■ Exercise description ■
Among the entries below, count the lines that contain the word "segítségnyújtás". Write down only the total.
◆ ◆ ◆ ◆ ◆
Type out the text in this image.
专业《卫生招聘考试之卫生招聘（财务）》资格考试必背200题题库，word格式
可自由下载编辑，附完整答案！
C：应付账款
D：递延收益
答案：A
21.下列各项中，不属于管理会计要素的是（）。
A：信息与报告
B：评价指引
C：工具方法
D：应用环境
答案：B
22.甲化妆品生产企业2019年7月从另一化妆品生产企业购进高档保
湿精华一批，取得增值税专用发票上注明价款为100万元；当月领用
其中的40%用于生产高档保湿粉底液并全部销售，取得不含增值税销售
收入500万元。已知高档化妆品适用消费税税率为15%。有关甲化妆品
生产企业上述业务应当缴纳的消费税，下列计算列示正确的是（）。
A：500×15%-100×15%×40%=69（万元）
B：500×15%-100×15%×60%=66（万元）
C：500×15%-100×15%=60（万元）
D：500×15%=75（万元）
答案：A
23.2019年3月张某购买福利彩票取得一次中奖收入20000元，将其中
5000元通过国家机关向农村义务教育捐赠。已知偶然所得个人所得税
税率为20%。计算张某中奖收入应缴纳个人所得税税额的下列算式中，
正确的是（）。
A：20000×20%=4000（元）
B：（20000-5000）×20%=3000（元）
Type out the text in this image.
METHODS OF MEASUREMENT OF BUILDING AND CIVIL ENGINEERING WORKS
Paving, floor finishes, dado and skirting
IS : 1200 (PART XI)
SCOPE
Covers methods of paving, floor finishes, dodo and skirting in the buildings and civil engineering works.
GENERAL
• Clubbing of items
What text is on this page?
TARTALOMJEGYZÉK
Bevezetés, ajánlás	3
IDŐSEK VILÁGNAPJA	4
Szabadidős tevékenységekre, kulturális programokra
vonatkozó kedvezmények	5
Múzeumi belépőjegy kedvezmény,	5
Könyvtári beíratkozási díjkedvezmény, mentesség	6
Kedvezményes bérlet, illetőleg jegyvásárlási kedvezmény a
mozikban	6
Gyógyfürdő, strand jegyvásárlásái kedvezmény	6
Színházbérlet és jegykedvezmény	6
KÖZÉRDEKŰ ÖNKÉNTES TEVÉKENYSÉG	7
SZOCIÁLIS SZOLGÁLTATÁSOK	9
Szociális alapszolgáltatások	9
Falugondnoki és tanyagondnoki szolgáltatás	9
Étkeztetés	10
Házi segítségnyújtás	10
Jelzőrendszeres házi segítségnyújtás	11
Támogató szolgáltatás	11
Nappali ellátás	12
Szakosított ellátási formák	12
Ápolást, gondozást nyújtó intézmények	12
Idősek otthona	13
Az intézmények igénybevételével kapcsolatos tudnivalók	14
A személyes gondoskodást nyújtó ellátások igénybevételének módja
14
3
◆ ◆ ◆ ◆ ◆
■ Task output ■
2